The task:
Determine the number of lines containing the word "Поверните". Reply with it and nothing else.

── Available records

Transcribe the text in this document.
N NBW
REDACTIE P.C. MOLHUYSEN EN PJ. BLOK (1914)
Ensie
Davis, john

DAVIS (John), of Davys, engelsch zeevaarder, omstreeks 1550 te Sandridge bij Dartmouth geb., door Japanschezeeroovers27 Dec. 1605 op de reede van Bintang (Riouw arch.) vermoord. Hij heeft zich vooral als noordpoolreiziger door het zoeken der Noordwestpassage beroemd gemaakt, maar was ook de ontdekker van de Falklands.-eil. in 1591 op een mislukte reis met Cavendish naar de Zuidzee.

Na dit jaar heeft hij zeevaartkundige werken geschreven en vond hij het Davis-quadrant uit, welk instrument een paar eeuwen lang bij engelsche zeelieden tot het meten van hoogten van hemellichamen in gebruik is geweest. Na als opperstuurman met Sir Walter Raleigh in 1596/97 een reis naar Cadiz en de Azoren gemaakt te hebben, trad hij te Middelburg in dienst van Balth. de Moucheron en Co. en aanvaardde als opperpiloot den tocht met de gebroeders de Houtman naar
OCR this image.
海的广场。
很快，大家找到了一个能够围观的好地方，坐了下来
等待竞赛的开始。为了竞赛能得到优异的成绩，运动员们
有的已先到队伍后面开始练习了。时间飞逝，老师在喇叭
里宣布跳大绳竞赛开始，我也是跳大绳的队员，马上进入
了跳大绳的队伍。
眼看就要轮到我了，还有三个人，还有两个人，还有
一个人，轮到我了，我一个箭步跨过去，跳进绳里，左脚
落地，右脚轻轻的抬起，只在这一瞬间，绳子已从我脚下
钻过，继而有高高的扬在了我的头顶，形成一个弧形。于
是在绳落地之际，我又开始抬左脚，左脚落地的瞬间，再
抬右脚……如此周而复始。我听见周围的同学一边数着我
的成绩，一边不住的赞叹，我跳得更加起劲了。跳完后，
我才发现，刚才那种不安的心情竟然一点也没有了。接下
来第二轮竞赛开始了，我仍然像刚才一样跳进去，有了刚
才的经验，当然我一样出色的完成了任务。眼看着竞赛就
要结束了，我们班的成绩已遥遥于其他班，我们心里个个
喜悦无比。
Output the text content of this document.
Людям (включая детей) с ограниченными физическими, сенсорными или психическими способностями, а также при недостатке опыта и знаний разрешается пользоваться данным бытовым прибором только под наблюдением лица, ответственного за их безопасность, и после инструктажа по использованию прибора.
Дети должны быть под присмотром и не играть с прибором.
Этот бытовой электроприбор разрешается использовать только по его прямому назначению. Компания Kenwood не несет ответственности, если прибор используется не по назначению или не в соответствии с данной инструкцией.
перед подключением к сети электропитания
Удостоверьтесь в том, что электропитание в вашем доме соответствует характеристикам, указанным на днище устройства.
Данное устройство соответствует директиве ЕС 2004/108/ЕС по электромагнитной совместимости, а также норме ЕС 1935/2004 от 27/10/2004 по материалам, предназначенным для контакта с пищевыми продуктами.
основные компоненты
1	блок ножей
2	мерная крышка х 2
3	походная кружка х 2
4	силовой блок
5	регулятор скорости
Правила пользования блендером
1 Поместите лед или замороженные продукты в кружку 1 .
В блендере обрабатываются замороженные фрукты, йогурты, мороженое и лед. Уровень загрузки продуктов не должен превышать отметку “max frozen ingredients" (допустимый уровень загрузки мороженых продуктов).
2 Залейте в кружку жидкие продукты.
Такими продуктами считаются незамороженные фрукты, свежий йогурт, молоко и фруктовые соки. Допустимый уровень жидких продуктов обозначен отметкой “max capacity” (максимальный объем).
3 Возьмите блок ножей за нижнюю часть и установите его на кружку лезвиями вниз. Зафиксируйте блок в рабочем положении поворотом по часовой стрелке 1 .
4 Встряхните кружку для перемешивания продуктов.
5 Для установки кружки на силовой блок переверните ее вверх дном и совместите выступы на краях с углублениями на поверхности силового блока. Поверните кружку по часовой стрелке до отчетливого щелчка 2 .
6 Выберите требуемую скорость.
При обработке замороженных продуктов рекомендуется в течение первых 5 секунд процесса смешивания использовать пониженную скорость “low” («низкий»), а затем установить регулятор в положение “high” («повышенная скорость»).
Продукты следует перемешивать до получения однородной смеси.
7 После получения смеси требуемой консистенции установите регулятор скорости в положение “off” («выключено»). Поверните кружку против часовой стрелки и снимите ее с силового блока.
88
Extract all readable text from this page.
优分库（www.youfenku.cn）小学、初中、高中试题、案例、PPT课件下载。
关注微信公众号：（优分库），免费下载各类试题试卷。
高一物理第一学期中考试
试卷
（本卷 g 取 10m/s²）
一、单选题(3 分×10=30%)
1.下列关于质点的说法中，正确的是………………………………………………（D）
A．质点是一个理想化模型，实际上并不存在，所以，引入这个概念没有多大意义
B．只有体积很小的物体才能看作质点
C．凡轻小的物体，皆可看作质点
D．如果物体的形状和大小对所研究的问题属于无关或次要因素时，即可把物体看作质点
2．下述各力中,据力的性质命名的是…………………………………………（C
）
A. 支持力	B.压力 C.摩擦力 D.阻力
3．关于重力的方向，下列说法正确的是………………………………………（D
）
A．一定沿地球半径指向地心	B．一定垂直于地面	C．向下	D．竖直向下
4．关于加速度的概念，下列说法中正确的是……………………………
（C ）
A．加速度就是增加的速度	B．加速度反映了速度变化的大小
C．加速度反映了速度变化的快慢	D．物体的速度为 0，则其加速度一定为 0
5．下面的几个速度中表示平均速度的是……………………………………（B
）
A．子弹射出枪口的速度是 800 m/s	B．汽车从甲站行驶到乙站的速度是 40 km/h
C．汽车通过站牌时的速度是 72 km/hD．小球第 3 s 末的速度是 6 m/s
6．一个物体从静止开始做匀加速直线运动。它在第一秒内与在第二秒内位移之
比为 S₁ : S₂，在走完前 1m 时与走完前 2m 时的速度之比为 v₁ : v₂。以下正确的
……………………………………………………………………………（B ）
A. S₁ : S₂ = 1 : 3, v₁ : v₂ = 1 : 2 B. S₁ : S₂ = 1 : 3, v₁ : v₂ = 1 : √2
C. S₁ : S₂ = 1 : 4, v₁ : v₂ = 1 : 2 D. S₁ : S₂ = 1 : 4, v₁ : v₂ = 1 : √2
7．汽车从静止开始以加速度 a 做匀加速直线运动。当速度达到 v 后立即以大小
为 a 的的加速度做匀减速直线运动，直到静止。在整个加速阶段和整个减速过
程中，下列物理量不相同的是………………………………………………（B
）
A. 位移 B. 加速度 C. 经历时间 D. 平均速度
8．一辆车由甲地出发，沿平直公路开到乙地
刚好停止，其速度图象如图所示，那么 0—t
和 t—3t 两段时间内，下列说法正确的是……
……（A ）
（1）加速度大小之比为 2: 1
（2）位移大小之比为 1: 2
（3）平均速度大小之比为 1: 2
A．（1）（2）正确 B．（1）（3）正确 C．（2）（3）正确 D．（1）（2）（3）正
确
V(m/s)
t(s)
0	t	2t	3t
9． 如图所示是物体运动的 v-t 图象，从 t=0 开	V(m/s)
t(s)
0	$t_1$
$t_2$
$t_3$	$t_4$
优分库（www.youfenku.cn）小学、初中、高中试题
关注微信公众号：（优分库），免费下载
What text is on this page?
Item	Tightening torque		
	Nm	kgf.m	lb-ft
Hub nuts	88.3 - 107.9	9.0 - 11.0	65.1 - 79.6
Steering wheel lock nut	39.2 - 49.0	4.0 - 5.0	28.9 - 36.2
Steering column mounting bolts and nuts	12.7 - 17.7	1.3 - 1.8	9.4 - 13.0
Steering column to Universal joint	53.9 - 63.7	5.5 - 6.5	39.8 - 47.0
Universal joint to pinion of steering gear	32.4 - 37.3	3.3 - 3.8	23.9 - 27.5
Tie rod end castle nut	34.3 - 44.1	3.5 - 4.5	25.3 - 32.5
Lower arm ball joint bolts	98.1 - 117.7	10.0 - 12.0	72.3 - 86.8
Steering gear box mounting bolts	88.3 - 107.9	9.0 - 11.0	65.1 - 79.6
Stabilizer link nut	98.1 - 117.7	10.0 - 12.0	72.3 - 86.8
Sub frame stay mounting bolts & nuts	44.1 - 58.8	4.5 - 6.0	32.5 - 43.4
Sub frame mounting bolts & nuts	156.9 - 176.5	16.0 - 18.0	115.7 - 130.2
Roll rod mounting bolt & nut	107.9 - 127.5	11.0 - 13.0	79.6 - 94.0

────

Exercise output:
2